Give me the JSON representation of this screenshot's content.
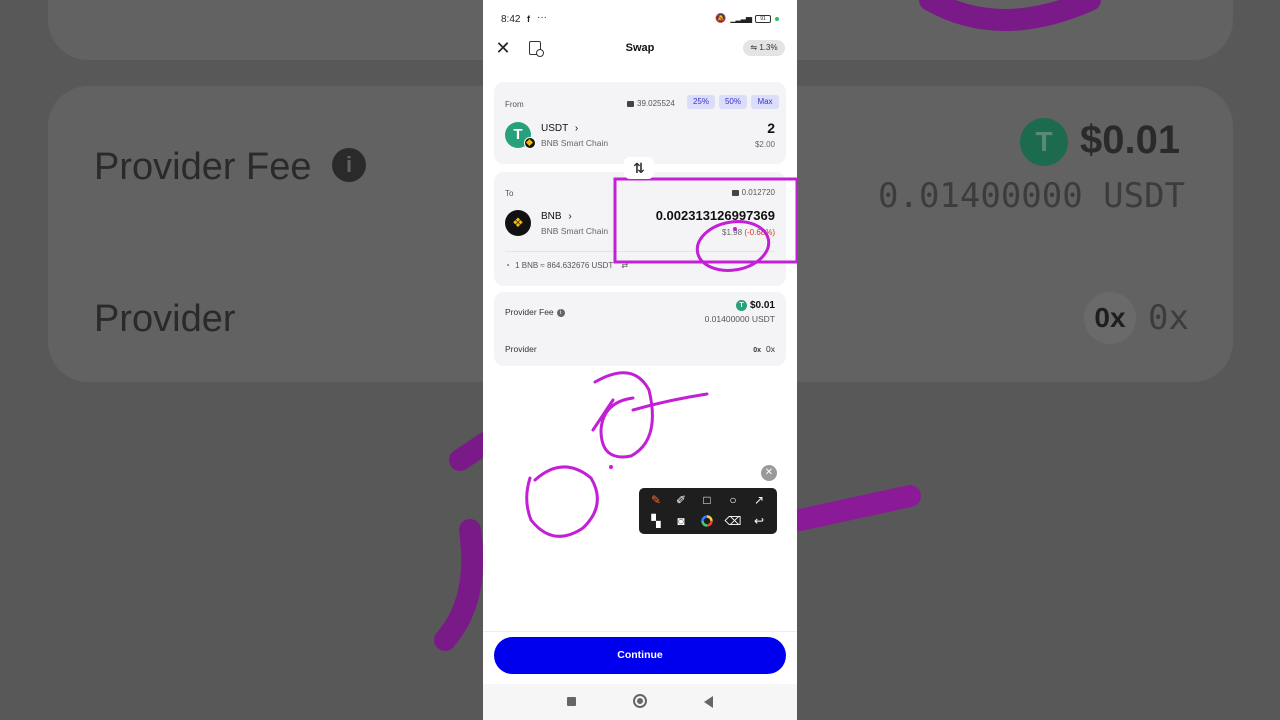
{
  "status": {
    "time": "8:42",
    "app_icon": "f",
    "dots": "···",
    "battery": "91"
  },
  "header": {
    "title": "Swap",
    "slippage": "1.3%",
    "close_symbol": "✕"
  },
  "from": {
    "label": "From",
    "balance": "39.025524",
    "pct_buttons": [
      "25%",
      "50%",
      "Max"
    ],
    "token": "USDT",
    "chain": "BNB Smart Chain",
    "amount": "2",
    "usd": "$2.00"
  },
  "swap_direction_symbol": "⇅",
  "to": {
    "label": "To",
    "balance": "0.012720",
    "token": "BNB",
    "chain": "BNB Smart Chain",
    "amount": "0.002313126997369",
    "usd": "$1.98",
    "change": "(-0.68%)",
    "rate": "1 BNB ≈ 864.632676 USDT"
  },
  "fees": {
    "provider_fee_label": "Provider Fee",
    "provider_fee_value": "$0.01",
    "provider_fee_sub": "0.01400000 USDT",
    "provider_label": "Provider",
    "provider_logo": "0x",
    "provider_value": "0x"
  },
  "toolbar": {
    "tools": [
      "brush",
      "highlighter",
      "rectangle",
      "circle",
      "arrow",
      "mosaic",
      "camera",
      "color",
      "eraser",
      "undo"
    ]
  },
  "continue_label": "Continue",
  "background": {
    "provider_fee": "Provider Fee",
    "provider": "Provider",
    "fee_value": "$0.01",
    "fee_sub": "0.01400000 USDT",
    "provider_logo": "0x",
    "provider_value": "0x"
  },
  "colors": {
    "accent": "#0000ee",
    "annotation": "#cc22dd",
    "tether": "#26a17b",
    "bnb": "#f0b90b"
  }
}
-=-=-=-=-
• [GIVEN TASK]: Go through the records above and copy every line with the word "USDT".

• [THE ANSWER]:
    "token": "USDT",
    "rate": "1 BNB ≈ 864.632676 USDT"
    "provider_fee_sub": "0.01400000 USDT",
    "fee_sub": "0.01400000 USDT",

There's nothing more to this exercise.